### Data shown:
>> START

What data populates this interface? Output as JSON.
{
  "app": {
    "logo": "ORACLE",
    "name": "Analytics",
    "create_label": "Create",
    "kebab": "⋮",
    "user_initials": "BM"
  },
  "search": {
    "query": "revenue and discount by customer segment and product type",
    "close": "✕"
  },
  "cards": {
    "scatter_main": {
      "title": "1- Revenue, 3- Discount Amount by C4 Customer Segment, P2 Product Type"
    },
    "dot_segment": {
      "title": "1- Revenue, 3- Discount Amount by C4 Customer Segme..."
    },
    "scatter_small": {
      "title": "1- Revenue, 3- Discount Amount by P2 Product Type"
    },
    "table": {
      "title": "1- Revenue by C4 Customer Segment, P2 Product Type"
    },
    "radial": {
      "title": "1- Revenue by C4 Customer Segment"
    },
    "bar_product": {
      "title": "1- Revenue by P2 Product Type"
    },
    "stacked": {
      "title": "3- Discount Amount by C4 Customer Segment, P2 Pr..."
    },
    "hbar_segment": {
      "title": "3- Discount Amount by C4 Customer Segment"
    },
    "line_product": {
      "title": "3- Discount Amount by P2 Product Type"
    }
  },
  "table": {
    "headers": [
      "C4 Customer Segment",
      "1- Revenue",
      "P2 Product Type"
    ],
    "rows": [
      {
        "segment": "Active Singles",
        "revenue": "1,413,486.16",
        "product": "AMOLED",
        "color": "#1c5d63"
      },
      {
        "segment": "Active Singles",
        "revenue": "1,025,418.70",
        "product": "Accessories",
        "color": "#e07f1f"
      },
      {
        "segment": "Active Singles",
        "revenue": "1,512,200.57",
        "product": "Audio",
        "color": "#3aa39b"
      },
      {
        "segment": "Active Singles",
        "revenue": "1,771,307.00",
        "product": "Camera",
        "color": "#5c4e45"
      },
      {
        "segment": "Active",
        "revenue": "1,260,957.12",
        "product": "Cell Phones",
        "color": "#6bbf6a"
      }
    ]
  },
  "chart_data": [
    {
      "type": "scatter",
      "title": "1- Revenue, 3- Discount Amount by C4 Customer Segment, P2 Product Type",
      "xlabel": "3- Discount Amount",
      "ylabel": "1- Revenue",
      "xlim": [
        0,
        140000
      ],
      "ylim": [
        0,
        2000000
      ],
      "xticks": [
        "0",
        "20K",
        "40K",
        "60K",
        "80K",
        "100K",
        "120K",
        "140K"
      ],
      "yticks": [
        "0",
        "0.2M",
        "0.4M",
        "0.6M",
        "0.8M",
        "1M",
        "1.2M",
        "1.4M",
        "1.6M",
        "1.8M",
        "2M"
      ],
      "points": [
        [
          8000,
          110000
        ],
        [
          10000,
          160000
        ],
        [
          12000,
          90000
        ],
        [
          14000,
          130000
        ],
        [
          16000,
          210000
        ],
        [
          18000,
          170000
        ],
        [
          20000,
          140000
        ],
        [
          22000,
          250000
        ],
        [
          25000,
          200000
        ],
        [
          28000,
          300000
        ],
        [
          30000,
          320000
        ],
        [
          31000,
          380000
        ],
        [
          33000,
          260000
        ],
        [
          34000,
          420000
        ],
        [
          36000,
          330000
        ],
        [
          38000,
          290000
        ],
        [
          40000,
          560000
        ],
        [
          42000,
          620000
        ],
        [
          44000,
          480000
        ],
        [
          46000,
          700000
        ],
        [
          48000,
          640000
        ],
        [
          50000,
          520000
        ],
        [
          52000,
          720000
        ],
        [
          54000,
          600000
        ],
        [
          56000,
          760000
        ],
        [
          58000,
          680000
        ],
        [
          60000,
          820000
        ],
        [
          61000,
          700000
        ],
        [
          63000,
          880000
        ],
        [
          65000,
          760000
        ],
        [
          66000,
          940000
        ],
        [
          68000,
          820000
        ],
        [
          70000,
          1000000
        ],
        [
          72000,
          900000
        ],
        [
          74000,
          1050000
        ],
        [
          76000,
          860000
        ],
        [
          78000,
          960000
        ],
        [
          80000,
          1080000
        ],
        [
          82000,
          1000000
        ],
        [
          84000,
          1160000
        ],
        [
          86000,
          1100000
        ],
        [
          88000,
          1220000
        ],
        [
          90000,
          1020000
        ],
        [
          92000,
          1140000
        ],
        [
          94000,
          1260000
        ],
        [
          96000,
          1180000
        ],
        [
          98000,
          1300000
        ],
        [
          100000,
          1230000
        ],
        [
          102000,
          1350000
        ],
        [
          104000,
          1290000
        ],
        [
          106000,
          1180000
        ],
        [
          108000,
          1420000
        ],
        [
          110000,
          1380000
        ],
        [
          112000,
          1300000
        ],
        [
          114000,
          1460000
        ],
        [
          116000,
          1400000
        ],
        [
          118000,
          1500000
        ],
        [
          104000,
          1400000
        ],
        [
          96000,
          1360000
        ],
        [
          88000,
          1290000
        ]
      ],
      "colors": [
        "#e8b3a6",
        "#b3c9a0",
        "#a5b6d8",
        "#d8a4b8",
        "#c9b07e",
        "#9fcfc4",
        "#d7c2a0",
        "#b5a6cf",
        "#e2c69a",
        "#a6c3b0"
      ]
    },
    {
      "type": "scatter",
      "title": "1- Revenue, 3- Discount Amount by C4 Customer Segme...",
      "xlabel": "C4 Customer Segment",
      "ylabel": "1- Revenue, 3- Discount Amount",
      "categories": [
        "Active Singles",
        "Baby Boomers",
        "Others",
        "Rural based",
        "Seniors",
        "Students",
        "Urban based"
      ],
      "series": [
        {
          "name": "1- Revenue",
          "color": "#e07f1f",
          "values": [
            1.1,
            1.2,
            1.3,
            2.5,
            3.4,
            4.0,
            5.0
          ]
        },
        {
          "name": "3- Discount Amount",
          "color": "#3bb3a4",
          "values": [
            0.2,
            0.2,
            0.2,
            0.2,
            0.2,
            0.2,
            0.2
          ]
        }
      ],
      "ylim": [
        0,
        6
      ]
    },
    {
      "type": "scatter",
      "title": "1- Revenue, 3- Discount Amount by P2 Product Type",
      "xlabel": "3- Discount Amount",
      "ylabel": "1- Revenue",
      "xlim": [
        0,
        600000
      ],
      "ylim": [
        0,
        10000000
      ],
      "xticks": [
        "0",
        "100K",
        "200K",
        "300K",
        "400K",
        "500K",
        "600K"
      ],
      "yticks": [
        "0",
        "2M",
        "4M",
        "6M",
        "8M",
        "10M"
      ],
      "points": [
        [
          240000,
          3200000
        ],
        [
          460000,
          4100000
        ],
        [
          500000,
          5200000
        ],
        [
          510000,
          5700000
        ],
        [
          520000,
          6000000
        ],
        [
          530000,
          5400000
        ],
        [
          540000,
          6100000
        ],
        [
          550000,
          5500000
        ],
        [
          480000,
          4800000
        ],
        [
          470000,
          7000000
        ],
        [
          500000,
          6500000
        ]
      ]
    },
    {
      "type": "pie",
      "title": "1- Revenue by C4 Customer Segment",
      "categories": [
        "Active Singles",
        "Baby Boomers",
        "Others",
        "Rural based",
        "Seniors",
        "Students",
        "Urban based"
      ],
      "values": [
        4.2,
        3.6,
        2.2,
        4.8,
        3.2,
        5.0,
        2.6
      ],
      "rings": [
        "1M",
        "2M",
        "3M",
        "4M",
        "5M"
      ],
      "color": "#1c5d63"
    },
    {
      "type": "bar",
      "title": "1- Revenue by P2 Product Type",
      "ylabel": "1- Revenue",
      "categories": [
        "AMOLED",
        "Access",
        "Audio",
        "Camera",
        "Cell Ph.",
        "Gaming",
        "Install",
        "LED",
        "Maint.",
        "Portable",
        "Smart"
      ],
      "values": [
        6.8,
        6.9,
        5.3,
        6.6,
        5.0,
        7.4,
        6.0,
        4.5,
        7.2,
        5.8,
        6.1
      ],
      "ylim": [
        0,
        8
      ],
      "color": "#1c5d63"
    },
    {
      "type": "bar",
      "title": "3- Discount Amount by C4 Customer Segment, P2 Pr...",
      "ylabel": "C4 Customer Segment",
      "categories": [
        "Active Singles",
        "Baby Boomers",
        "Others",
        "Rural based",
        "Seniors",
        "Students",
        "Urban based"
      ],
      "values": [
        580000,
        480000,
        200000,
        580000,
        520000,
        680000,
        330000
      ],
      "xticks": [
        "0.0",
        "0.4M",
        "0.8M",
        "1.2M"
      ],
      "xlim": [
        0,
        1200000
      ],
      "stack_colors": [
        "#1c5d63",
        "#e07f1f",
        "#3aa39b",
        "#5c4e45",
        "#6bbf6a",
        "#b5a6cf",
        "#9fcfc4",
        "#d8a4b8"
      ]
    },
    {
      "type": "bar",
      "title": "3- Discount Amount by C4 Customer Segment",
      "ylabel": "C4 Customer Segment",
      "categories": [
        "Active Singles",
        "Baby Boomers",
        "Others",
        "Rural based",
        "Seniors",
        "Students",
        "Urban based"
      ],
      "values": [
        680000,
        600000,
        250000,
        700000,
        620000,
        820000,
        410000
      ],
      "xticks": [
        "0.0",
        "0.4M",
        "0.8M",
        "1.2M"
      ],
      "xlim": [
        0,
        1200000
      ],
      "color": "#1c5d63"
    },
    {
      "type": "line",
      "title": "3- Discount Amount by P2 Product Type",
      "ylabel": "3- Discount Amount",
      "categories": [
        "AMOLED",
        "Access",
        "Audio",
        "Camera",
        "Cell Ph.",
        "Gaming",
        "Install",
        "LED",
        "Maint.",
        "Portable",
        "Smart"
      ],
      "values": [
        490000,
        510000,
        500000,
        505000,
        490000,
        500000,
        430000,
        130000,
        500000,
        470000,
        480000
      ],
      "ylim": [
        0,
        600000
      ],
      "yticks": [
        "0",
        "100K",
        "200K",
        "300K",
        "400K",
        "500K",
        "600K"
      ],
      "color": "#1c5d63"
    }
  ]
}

>> END

### Set problem:
Copy each line of the entries that includes the word "name".

### Exercise answer:
    "name": "Analytics",
          "name": "1- Revenue",
          "name": "3- Discount Amount",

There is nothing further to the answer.